--- START OF Raw data ---
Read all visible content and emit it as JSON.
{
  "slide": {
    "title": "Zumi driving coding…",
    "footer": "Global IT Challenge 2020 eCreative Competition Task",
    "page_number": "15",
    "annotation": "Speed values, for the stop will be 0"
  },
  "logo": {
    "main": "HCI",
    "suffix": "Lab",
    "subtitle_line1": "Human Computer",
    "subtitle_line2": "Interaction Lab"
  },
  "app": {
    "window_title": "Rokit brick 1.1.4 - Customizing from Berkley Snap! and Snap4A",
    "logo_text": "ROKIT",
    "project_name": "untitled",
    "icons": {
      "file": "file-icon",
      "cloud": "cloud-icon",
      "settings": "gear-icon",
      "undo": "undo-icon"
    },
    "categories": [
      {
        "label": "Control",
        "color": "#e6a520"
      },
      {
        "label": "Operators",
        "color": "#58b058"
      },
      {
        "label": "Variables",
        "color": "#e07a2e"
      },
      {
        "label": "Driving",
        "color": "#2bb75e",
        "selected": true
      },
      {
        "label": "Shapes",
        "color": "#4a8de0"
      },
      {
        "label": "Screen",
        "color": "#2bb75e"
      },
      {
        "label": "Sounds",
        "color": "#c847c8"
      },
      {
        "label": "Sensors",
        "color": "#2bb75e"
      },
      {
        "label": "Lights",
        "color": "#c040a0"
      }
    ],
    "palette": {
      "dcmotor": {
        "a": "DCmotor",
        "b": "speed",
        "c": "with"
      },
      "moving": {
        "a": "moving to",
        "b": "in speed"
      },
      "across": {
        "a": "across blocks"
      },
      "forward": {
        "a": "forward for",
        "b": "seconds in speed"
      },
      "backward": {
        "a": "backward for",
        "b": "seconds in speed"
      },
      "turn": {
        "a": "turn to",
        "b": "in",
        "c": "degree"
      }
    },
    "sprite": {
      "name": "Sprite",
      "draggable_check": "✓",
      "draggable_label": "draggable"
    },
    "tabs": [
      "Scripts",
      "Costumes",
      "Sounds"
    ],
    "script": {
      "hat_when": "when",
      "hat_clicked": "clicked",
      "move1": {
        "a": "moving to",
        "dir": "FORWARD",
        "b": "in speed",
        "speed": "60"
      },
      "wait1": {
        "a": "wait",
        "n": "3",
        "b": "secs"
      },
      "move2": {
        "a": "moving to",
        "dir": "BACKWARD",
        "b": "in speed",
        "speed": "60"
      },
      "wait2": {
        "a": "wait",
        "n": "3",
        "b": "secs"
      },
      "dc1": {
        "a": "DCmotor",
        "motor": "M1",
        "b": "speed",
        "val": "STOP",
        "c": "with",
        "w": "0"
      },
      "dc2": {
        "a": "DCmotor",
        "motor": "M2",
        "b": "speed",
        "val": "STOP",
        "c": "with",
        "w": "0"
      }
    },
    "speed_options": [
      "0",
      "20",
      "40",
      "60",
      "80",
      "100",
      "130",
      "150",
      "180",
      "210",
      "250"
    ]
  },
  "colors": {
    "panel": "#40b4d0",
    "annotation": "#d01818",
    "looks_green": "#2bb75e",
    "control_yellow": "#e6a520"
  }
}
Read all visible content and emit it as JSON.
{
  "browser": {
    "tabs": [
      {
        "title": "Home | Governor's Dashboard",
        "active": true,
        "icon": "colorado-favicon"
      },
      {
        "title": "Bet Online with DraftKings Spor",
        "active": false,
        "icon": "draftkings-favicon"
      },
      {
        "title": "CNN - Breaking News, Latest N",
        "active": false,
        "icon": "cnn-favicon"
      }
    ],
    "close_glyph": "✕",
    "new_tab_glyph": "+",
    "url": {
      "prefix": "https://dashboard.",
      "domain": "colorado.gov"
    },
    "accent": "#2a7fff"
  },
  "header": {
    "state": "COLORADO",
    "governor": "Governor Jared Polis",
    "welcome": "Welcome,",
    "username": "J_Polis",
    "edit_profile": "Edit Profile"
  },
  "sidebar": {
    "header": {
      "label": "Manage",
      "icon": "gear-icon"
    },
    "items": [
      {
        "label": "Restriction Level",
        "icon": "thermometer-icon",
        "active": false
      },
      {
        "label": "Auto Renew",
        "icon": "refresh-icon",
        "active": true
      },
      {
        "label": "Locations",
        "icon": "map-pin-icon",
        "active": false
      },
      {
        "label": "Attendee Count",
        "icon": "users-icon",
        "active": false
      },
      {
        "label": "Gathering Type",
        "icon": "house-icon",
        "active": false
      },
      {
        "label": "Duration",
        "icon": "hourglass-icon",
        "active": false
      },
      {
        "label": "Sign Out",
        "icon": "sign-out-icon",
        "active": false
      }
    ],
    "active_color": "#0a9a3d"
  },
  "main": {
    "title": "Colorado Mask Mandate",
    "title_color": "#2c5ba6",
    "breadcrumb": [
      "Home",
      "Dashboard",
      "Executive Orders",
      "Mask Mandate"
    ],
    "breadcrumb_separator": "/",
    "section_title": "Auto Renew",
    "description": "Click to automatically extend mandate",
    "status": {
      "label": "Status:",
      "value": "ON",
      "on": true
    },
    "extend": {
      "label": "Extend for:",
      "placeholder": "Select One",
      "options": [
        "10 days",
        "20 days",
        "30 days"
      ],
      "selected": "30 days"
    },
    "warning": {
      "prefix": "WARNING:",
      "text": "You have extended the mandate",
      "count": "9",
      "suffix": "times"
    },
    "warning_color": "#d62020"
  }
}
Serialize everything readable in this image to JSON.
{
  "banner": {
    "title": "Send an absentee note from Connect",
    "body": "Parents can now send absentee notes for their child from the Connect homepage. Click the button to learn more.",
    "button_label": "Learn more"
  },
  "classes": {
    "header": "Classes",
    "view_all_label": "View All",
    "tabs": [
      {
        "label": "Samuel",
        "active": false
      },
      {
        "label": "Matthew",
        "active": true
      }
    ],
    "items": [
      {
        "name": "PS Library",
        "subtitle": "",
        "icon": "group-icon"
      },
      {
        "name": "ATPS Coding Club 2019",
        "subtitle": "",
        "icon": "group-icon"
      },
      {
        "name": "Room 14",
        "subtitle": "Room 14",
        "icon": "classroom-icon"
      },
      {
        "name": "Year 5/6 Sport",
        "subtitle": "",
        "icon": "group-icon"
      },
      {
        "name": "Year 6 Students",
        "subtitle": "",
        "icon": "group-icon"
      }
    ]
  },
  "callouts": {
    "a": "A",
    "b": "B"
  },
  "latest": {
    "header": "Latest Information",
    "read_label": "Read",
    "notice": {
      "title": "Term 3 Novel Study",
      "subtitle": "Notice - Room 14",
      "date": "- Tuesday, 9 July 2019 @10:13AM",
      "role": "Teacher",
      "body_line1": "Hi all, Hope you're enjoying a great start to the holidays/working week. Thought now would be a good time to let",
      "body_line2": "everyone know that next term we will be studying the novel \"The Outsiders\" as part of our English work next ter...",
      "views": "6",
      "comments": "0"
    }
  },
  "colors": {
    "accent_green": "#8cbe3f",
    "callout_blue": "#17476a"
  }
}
--- END OF Raw data ---
_Written request_
Pick out every line with the string "Governor" and copy it.

_Problem solution_
        "title": "Home | Governor's Dashboard",
    "governor": "Governor Jared Polis",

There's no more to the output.